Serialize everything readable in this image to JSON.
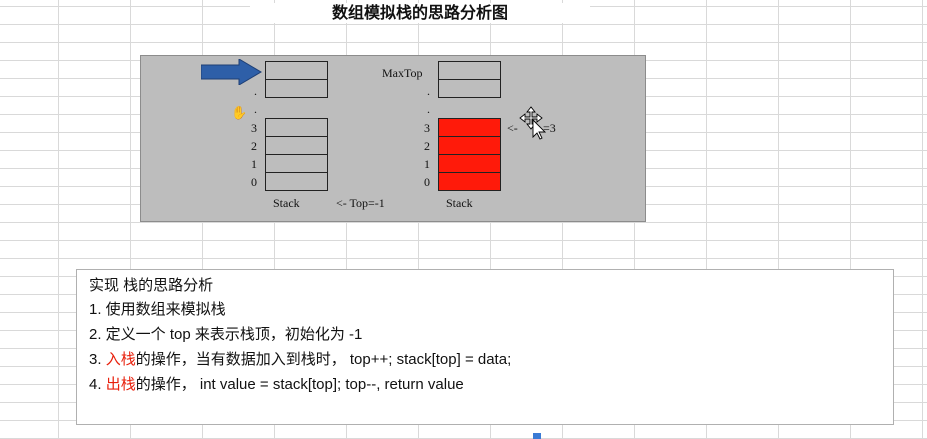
{
  "title": "数组模拟栈的思路分析图",
  "diagram": {
    "left_stack": {
      "bottom_label": "Stack",
      "index_labels": [
        "3",
        "2",
        "1",
        "0"
      ],
      "dots": [
        ".",
        "."
      ]
    },
    "top_note": "<- Top=-1",
    "right_stack": {
      "top_label": "MaxTop",
      "bottom_label": "Stack",
      "index_labels": [
        "3",
        "2",
        "1",
        "0"
      ],
      "dots": [
        ".",
        "."
      ]
    },
    "right_note_prefix": "<-",
    "right_note_suffix": "=3",
    "colors": {
      "filled": "#ff1a0a",
      "arrow": "#2e5fa8",
      "background": "#bdbdbd"
    }
  },
  "analysis": {
    "heading": "实现 栈的思路分析",
    "line1": "1. 使用数组来模拟栈",
    "line2": "2. 定义一个 top  来表示栈顶，初始化为 -1",
    "line3_prefix": "3. ",
    "line3_red": "入栈",
    "line3_rest": "的操作，当有数据加入到栈时， top++;  stack[top] = data;",
    "line4_prefix": "4. ",
    "line4_red": "出栈",
    "line4_rest": "的操作， int value = stack[top]; top--, return value"
  }
}
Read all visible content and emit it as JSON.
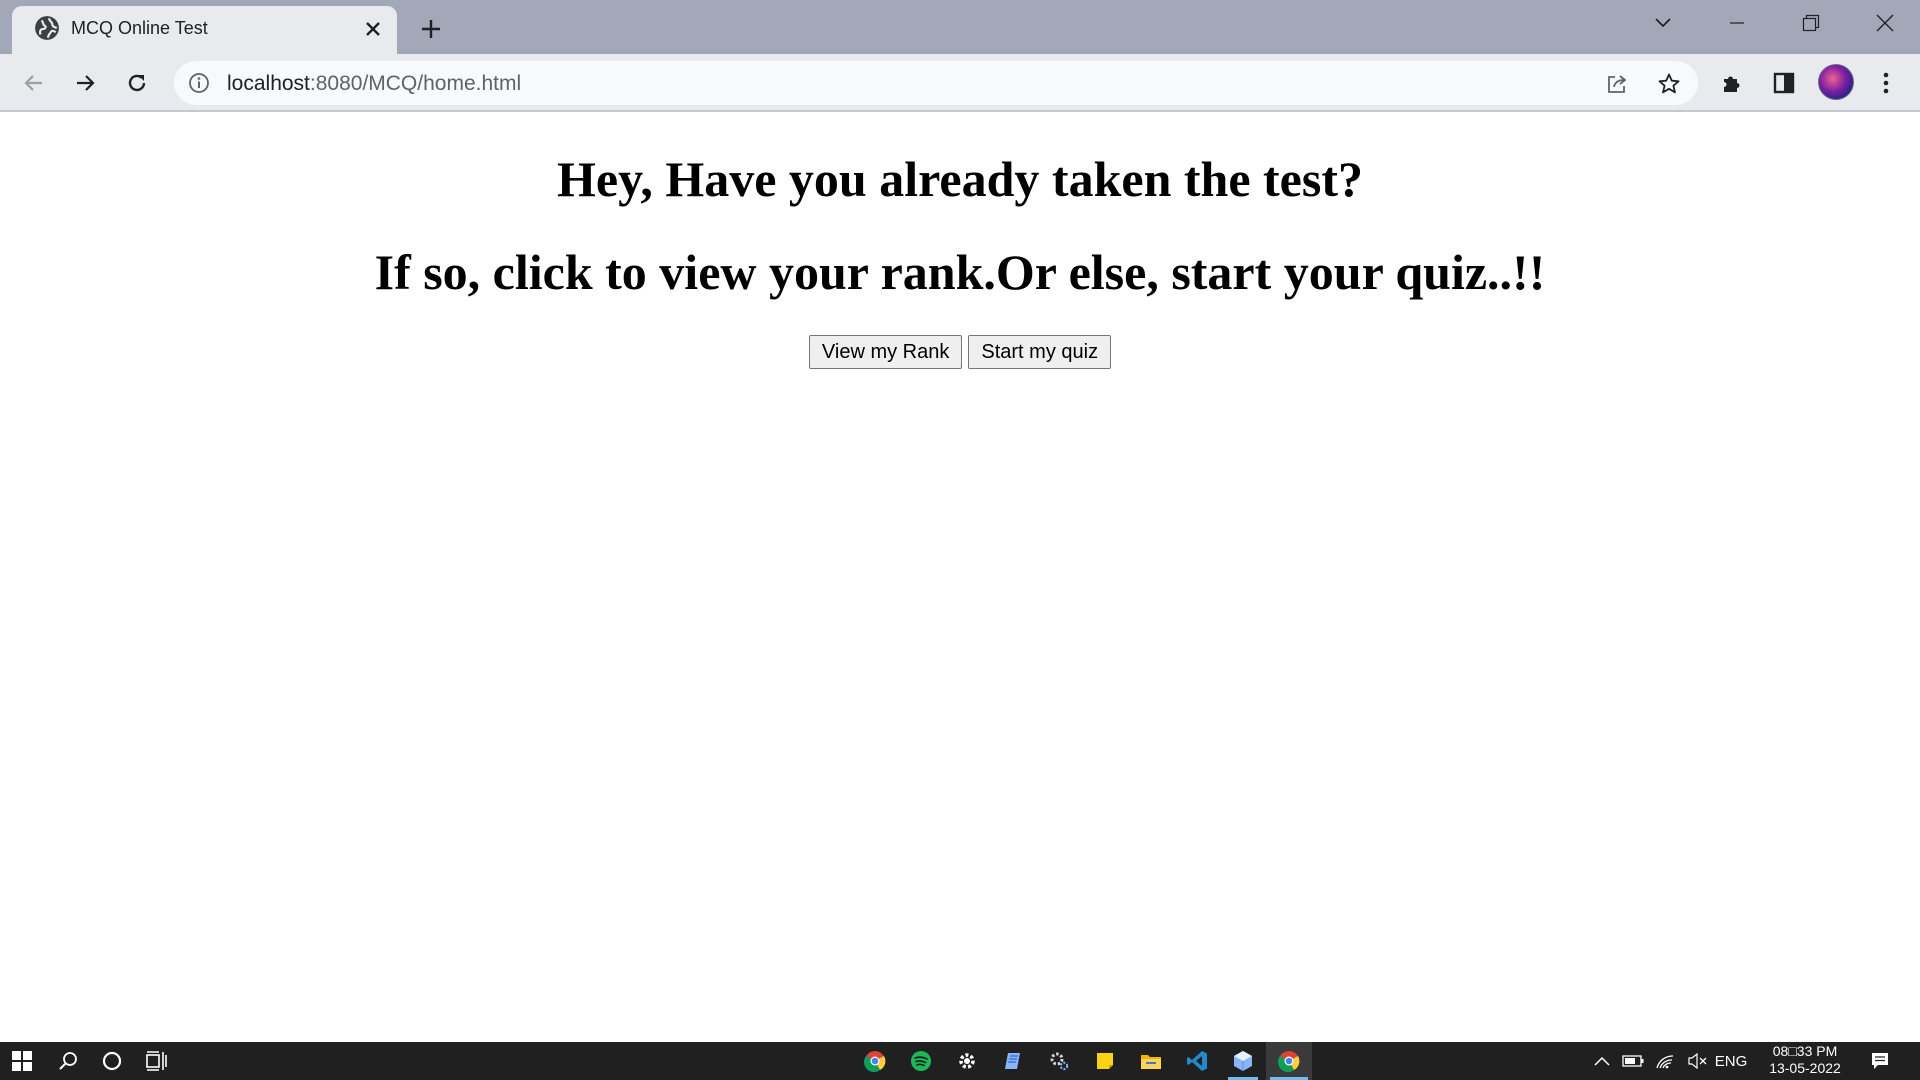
{
  "browser": {
    "tab": {
      "title": "MCQ Online Test",
      "favicon": "globe-icon"
    },
    "address": {
      "host": "localhost",
      "rest": ":8080/MCQ/home.html"
    }
  },
  "page": {
    "heading_1": "Hey, Have you already taken the test?",
    "heading_2": "If so, click to view your rank.Or else, start your quiz..!!",
    "buttons": {
      "view_rank": "View my Rank",
      "start_quiz": "Start my quiz"
    }
  },
  "taskbar": {
    "language": "ENG",
    "time": "08□33 PM",
    "date": "13-05-2022",
    "pinned_apps": [
      "chrome-icon",
      "spotify-icon",
      "settings-icon",
      "app-icon",
      "settings-gear-icon",
      "sticky-notes-icon",
      "file-explorer-icon",
      "vscode-icon",
      "cube-app-icon",
      "chrome-active-icon"
    ]
  },
  "colors": {
    "titlebar": "#a3a8b8",
    "tab_active": "#e8eaed",
    "taskbar": "#202020"
  }
}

○ ○ ○ ○ ○

__Instructions for the task__
From the entries above, collect every line with the string "quiz" in it.

__Output below__
    "heading_2": "If so, click to view your rank.Or else, start your quiz..!!",
      "start_quiz": "Start my quiz"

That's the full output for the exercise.